### Task directions
Show every line where "glass" occurs.

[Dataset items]
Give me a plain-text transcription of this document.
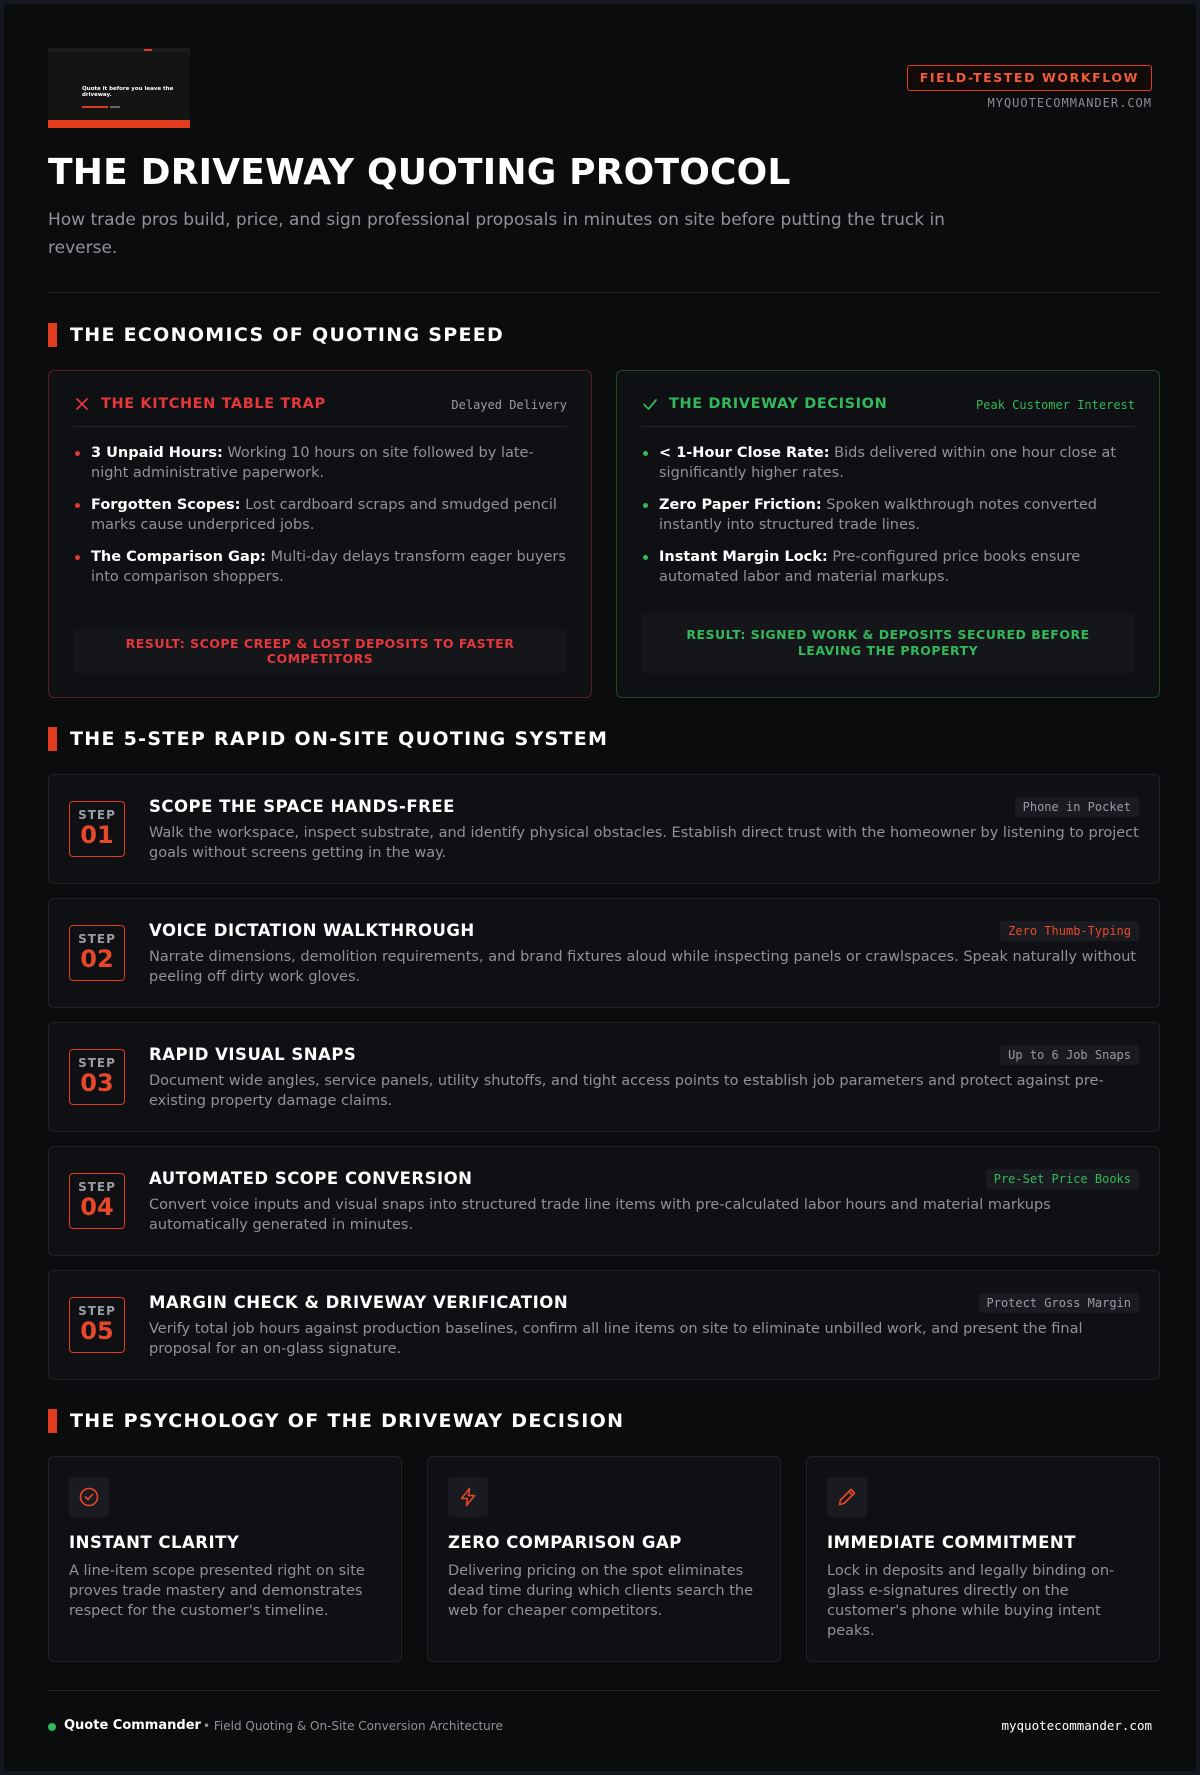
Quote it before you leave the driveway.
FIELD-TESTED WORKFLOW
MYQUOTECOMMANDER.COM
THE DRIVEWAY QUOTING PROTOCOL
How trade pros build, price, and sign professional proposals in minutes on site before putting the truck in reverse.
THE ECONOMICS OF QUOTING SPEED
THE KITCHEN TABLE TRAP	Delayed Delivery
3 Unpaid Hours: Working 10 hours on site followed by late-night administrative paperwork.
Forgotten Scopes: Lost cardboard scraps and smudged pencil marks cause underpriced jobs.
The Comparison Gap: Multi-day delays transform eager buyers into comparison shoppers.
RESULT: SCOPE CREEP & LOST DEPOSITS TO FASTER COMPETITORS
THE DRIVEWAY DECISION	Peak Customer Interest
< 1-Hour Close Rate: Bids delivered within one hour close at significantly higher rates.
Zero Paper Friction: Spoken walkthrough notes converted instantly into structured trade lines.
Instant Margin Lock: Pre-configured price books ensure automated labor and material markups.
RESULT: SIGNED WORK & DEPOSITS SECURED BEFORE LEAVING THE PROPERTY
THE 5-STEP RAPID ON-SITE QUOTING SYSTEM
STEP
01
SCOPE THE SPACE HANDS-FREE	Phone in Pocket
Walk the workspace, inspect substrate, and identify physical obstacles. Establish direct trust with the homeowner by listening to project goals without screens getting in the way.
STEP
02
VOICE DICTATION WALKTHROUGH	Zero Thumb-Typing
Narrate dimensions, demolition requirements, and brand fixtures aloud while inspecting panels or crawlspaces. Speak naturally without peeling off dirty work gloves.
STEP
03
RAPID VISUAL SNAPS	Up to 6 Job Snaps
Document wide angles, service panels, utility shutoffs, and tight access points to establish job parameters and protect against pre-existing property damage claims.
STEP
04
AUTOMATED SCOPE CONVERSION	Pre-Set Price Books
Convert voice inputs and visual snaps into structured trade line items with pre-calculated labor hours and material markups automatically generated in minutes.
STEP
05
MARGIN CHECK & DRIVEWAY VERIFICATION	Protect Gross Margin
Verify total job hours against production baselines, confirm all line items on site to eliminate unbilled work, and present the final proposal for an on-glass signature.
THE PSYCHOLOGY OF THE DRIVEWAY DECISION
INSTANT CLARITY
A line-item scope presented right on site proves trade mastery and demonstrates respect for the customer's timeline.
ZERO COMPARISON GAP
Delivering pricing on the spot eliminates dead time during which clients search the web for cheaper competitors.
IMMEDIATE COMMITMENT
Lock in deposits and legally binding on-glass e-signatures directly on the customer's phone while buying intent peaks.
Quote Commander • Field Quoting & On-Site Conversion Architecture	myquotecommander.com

### Task answer
Verify total job hours against production baselines, confirm all line items on site to eliminate unbilled work, and present the final proposal for an on-glass signature.
Lock in deposits and legally binding on-glass e-signatures directly on the customer's phone while buying intent peaks.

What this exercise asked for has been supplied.